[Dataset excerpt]
────────────────────

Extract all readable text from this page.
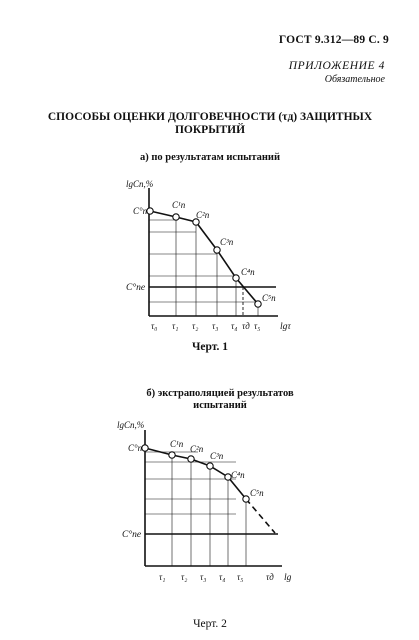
ГОСТ 9.312—89 С. 9
ПРИЛОЖЕНИЕ 4
Обязательное
СПОСОБЫ ОЦЕНКИ ДОЛГОВЕЧНОСТИ (τд) ЗАЩИТНЫХ
ПОКРЫТИЙ
а) по результатам испытаний
lgCn,%
lgτ
C°пе
C°n
C¹n
C²n
C³n
C⁴n
C⁵n
τ₀ τ₁ τ₂ τ₃ τ₄ τд τ₅
lgCn,%
lg
C°пе
C°n	C¹n C²n
C³n
C⁴n
C⁵n
τ₁ τ₂ τ₃ τ₄ τ₅	τд
Черт. 1
б) экстраполяцией результатов
испытаний
Черт. 2
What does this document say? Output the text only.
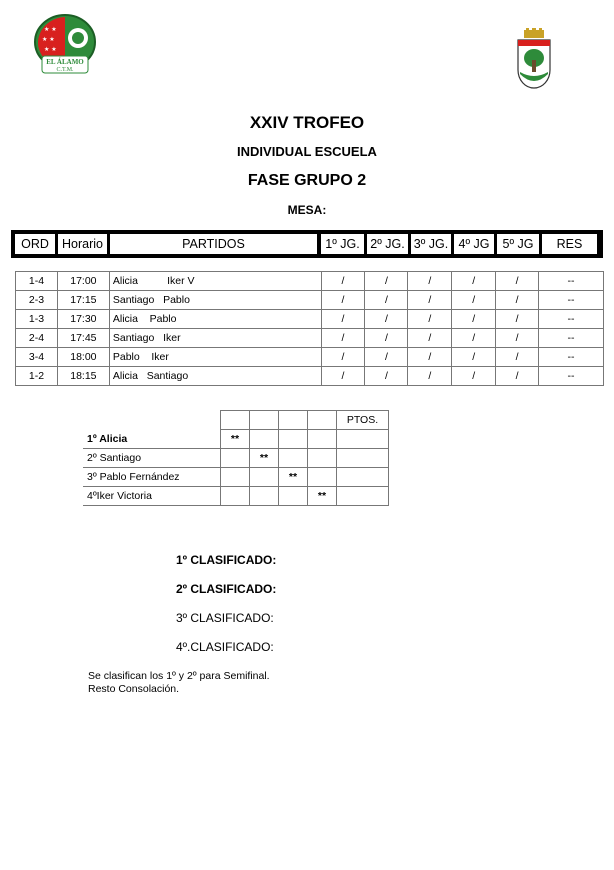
★ ★
★ ★
★ ★
EL ÁLAMO
C.T.M.
XXIV TROFEO
INDIVIDUAL ESCUELA
FASE GRUPO 2
MESA:
ORD	Horario	PARTIDOS	1º JG. 2º JG. 3º JG. 4º JG	5º JG	RES
1-4	17:00	Alicia          Iker V	/	/	/	/	/	--
2-3	17:15	Santiago   Pablo	/	/	/	/	/	--
1-3	17:30	Alicia    Pablo	/	/	/	/	/	--
2-4	17:45	Santiago   Iker	/	/	/	/	/	--
3-4	18:00	Pablo    Iker	/	/	/	/	/	--
1-2	18:15	Alicia   Santiago	/	/	/	/	/	--
					PTOS.
1º Alicia	**				
2º Santiago		**			
3º Pablo Fernández			**		
4ºIker Victoria				**	
1º CLASIFICADO:
2º CLASIFICADO:
3º CLASIFICADO:
4º.CLASIFICADO:
Se clasifican los 1º y 2º para Semifinal.
Resto Consolación.
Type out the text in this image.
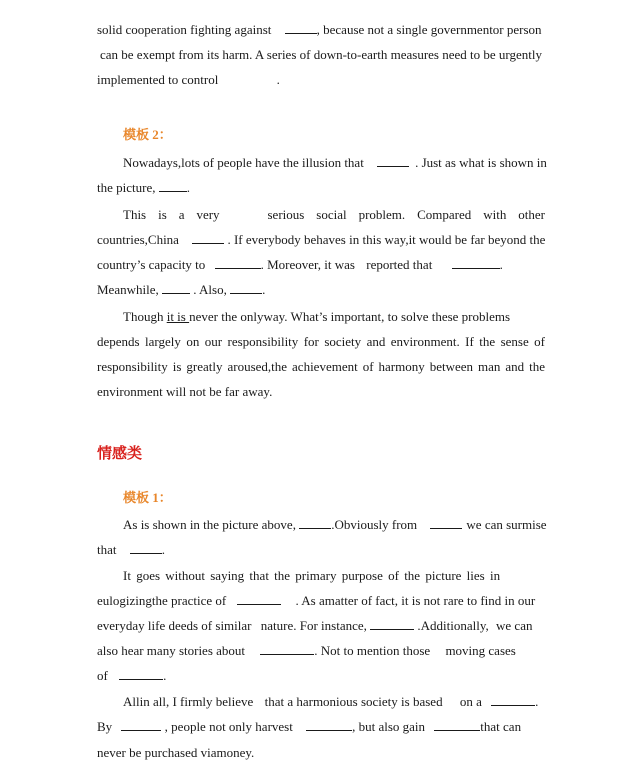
solid cooperation fighting against	, because not a single governmentor person
can be exempt from its harm. A series of down-to-earth measures need to be urgently
implemented to control	.
模板 2：
Nowadays,lots of people have the illusion that	. Just as what is shown in
the picture, .
This is a very	serious social problem. Compared with other
countries,China	. If everybody behaves in this way,it would be far beyond the
country’s capacity to	. Moreover, it was reported that	.
Meanwhile,	. Also,	.
Though it is never the onlyway. What’s important, to solve these problems
depends largely on our responsibility for society and environment. If the sense of
responsibility is greatly aroused,the achievement of harmony between man and the
environment will not be far away.
情感类
模板 1：
As is shown in the picture above,	.Obviously from	we can surmise
that	.
It goes without saying that the primary purpose of the picture lies in
eulogizingthe practice of	. As amatter of fact, it is not rare to find in our
everyday life deeds of similar nature. For instance,	.Additionally, we can
also hear many stories about	. Not to mention those moving cases
of	.
Allin all, I firmly believe that a harmonious society is based on a	.
By	, people not only harvest	, but also gain	that can
never be purchased viamoney.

────────────────────

### GOAL
Pull every line containing the word "that" out of the entries above.

### SOLUTION
Nowadays,lots of people have the illusion that	. Just as what is shown in
country’s capacity to	. Moreover, it was reported that	.
that	.
It goes without saying that the primary purpose of the picture lies in
Allin all, I firmly believe that a harmonious society is based on a	.
By	, people not only harvest	, but also gain	that can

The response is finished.